#### EXERCISE INSTRUCTIONS:
Can you repeat, word for word, the records starting with the line that contains "forza-vento-value: 24 kts — [323, 0, 347, 9]" and going on through the line that contains "y-tick-right: 100 — [578, 10, 593, 19]", including both of those lines?

#### ITEMS:
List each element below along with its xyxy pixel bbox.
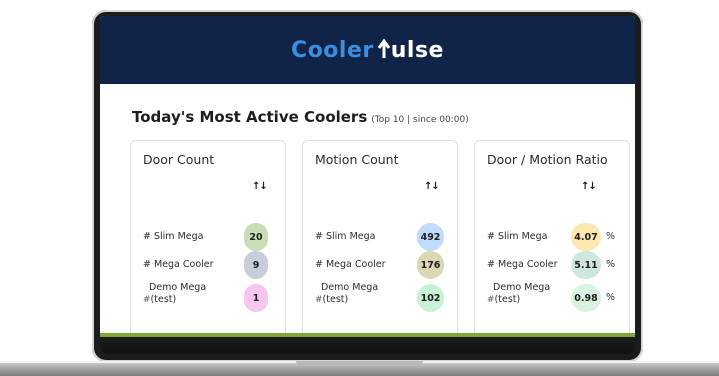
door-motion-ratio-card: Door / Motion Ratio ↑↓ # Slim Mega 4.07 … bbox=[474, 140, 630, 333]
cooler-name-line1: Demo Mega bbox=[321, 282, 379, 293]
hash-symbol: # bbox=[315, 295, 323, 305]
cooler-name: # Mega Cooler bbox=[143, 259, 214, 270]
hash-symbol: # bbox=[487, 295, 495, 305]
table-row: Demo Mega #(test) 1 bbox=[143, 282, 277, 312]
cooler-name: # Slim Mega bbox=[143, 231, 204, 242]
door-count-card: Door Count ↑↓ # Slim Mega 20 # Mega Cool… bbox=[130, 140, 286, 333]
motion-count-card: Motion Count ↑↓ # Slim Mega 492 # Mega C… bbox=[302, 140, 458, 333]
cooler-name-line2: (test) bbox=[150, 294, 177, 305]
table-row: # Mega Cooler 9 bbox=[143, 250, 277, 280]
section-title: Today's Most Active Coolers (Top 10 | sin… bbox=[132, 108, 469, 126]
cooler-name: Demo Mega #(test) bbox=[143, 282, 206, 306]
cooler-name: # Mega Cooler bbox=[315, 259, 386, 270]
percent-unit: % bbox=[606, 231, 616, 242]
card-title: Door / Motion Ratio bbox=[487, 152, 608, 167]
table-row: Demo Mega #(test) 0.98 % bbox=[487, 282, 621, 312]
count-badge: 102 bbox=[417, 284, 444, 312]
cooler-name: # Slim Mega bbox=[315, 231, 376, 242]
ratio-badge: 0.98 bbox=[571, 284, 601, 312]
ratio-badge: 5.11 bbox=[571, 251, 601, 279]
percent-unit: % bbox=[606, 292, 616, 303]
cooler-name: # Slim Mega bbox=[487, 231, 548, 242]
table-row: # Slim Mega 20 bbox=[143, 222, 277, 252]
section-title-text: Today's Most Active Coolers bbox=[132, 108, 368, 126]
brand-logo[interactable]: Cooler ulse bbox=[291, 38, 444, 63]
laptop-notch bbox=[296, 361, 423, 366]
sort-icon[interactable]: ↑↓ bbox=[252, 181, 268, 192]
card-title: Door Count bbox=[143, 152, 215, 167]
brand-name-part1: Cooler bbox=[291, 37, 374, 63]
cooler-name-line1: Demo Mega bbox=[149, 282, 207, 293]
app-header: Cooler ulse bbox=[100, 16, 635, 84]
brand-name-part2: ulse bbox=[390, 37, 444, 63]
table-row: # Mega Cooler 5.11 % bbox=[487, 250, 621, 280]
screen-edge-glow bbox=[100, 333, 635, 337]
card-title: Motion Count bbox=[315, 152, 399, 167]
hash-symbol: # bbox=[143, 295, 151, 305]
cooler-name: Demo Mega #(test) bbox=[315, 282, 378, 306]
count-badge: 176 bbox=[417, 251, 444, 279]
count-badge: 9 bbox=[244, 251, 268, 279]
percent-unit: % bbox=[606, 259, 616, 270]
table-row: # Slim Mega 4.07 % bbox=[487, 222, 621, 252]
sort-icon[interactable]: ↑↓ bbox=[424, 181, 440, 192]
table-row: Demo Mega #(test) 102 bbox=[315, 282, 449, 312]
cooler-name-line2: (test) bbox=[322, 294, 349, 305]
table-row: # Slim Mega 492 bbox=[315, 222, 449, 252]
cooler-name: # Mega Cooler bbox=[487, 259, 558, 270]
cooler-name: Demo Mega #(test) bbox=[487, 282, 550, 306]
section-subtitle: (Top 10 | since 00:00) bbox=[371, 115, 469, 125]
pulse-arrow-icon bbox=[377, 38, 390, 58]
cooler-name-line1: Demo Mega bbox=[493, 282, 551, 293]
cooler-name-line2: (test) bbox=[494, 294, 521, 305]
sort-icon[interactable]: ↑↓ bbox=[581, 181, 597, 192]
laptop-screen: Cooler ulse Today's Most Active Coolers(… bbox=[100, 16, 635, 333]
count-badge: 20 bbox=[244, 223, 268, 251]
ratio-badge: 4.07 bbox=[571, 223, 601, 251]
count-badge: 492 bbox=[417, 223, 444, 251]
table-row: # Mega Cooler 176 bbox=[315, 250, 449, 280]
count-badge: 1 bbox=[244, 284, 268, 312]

* * *

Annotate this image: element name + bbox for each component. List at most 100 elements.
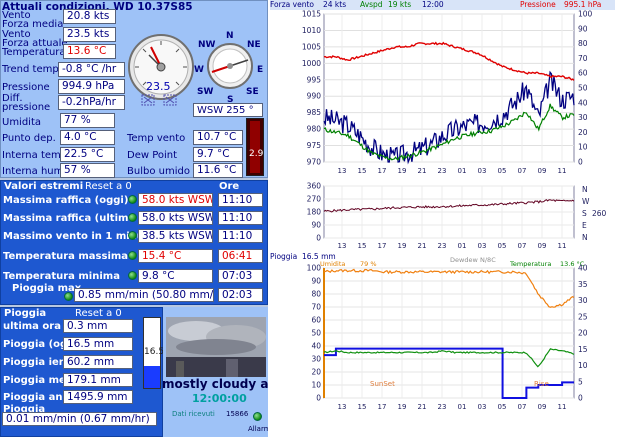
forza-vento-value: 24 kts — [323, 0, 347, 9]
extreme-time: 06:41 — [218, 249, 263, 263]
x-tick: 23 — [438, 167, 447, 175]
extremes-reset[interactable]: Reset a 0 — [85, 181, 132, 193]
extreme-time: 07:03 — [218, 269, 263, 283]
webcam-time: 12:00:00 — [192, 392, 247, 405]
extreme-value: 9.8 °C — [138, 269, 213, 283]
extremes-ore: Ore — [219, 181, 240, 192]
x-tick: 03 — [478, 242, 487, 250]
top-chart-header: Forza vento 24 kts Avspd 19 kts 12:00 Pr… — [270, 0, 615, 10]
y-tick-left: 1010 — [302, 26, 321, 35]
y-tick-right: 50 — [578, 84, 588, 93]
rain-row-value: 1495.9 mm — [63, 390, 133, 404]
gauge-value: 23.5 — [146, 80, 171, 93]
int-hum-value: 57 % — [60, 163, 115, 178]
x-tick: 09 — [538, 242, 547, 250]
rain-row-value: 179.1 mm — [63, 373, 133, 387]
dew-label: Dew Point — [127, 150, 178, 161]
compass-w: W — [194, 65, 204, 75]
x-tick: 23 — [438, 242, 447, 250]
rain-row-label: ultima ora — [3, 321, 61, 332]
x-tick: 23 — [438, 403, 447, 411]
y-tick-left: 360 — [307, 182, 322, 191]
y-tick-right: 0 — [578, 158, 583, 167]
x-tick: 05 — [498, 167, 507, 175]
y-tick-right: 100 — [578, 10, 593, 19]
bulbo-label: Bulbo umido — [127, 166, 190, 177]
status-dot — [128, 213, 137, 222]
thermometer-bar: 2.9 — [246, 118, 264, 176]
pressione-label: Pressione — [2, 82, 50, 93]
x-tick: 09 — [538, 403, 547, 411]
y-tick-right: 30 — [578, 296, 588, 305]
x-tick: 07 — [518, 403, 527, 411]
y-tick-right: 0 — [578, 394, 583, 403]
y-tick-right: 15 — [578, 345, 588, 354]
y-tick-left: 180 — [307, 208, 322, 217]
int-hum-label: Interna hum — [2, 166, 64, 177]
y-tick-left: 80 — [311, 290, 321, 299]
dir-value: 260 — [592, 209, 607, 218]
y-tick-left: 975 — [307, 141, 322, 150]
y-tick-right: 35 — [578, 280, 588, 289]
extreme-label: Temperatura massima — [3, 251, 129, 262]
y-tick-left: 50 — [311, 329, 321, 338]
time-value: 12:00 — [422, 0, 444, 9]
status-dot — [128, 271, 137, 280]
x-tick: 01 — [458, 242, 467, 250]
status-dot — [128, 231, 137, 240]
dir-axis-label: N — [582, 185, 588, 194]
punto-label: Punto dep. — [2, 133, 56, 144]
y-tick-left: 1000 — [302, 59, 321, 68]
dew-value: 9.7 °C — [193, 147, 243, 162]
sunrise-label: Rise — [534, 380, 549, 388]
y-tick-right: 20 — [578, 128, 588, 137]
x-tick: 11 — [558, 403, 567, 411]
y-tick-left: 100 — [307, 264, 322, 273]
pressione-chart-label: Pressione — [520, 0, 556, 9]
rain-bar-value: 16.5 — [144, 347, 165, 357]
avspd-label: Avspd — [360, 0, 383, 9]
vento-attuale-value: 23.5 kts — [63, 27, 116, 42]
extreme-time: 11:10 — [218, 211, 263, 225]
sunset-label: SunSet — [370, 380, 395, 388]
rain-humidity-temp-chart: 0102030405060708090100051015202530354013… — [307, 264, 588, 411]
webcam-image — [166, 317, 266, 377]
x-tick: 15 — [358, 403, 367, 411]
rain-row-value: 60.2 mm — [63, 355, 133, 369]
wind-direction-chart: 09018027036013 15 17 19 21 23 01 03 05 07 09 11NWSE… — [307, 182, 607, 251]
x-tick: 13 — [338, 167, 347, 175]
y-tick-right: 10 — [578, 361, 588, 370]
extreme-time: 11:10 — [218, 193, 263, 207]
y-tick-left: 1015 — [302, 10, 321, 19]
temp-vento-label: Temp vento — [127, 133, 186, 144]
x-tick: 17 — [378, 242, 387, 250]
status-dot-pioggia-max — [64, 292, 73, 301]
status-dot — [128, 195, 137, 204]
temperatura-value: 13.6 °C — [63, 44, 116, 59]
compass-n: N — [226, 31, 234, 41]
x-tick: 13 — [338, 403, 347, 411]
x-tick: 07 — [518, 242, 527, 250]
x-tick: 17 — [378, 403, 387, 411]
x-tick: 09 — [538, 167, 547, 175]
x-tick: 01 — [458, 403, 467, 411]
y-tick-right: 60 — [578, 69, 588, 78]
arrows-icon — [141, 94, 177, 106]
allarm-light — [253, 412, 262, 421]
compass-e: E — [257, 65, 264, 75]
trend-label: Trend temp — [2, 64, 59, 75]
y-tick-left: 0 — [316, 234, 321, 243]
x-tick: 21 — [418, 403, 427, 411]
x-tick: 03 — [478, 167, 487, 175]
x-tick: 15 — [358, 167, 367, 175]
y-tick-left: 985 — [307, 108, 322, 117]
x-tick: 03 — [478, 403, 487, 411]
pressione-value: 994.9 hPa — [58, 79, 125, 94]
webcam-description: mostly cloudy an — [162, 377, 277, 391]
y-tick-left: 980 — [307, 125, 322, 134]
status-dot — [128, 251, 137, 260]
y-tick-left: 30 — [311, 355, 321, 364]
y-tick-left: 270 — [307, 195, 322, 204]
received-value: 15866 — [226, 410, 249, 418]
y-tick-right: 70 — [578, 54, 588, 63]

...

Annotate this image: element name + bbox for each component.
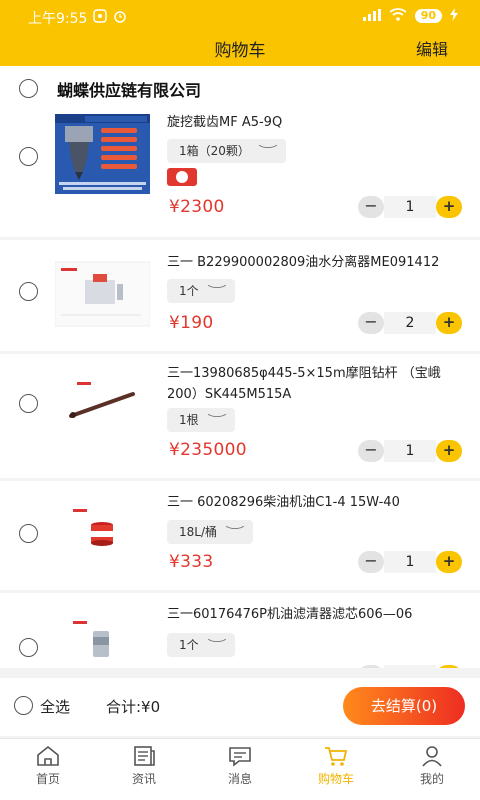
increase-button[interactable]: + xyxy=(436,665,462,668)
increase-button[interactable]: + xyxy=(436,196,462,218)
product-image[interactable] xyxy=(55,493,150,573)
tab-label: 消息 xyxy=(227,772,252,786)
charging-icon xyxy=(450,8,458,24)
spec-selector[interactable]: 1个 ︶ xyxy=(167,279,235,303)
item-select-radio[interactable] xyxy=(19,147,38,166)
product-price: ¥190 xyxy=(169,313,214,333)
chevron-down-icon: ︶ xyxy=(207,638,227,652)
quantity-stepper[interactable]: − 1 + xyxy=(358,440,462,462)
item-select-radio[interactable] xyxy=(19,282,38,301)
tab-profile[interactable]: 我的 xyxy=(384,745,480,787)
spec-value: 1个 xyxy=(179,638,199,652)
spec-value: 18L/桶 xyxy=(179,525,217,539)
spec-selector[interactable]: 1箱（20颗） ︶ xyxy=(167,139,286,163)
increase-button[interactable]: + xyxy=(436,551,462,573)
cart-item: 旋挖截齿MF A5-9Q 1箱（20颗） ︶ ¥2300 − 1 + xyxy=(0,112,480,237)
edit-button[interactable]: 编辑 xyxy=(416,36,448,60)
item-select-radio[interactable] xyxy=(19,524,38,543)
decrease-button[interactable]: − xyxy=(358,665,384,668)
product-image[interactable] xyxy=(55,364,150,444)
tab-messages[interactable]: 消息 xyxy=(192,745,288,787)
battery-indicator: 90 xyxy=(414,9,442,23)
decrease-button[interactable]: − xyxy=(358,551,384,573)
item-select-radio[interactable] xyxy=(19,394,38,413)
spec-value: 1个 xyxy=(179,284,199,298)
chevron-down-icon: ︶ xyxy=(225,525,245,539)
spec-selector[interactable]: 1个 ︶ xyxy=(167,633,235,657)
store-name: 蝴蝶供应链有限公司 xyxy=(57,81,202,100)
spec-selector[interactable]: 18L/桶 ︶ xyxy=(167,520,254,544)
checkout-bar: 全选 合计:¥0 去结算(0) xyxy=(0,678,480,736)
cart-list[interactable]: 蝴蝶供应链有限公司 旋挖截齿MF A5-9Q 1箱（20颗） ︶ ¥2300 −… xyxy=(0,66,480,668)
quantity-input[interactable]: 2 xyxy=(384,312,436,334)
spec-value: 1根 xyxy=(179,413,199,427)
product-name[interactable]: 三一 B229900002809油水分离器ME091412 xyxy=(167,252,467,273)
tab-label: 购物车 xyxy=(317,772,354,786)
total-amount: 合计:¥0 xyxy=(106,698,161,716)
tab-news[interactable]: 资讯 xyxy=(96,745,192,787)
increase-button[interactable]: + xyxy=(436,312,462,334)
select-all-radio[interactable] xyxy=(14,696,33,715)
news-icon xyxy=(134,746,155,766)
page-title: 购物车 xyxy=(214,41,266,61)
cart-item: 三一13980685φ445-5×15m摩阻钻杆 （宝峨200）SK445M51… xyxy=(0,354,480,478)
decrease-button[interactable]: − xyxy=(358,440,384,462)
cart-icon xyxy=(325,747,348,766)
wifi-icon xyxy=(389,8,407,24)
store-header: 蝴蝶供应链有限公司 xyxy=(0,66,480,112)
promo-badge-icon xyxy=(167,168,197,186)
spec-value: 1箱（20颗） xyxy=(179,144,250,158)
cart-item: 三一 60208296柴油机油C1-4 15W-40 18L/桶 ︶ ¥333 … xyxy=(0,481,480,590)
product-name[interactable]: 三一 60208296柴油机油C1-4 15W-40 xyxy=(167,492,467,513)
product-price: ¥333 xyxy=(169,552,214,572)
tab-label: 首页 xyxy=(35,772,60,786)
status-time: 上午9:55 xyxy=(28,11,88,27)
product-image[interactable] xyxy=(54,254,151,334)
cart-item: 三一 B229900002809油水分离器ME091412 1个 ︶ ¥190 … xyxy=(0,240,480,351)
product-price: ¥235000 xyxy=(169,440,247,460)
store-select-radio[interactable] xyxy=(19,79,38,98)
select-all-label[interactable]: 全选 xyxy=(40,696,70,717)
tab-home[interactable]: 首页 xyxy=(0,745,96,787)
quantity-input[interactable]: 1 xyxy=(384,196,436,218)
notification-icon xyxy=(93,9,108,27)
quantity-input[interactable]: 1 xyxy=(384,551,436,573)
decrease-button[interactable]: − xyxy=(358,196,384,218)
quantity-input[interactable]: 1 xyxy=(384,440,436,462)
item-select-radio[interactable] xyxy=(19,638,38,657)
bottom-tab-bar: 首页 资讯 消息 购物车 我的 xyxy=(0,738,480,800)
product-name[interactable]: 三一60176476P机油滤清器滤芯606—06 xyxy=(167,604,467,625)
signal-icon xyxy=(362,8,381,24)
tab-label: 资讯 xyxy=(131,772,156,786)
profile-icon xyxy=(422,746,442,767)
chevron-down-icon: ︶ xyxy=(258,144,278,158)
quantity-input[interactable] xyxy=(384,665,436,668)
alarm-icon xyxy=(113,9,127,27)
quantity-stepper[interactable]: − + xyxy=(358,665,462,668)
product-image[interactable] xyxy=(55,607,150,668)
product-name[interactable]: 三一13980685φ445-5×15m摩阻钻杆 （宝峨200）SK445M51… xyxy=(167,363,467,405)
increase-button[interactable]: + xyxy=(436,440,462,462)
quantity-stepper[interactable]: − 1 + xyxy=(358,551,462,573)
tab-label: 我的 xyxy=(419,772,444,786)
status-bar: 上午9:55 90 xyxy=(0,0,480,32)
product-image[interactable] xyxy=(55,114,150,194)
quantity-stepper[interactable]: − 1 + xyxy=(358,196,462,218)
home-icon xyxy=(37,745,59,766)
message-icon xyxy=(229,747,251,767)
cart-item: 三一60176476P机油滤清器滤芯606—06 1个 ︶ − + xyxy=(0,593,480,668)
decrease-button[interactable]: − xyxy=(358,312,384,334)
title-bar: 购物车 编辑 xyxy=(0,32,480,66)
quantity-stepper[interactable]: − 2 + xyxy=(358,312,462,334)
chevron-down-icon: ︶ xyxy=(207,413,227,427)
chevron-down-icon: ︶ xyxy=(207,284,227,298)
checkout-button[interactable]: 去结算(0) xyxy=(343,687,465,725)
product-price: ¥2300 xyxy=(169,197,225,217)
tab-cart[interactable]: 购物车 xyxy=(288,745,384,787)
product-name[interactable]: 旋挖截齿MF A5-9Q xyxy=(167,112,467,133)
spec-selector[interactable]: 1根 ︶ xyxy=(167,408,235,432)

#### TASK RESULT:
forza-vento-value: 24 kts — [323, 0, 347, 9]
extreme-time: 06:41 — [218, 249, 263, 263]
x-tick: 23 — [438, 167, 447, 175]
extremes-reset[interactable]: Reset a 0 — [85, 181, 132, 193]
extreme-time: 07:03 — [218, 269, 263, 283]
webcam-time: 12:00:00 — [192, 392, 247, 405]
extreme-value: 9.8 °C — [138, 269, 213, 283]
extremes-ore: Ore — [219, 181, 240, 192]
x-tick: 03 — [478, 242, 487, 250]
top-chart-header: Forza vento 24 kts Avspd 19 kts 12:00 Pr… — [270, 0, 615, 10]
y-tick-left: 1010 — [302, 26, 321, 35]
y-tick-right: 50 — [578, 84, 588, 93]
rain-row-value: 1495.9 mm — [63, 390, 133, 404]
gauge-value: 23.5 — [146, 80, 171, 93]
int-hum-value: 57 % — [60, 163, 115, 178]
x-tick: 09 — [538, 242, 547, 250]
rain-row-value: 179.1 mm — [63, 373, 133, 387]
dew-label: Dew Point — [127, 150, 178, 161]
compass-w: W — [194, 65, 204, 75]
x-tick: 23 — [438, 242, 447, 250]
rain-row-label: ultima ora — [3, 321, 61, 332]
x-tick: 23 — [438, 403, 447, 411]
y-tick-left: 360 — [307, 182, 322, 191]
y-tick-right: 0 — [578, 158, 583, 167]
x-tick: 05 — [498, 167, 507, 175]
y-tick-right: 100 — [578, 10, 593, 19]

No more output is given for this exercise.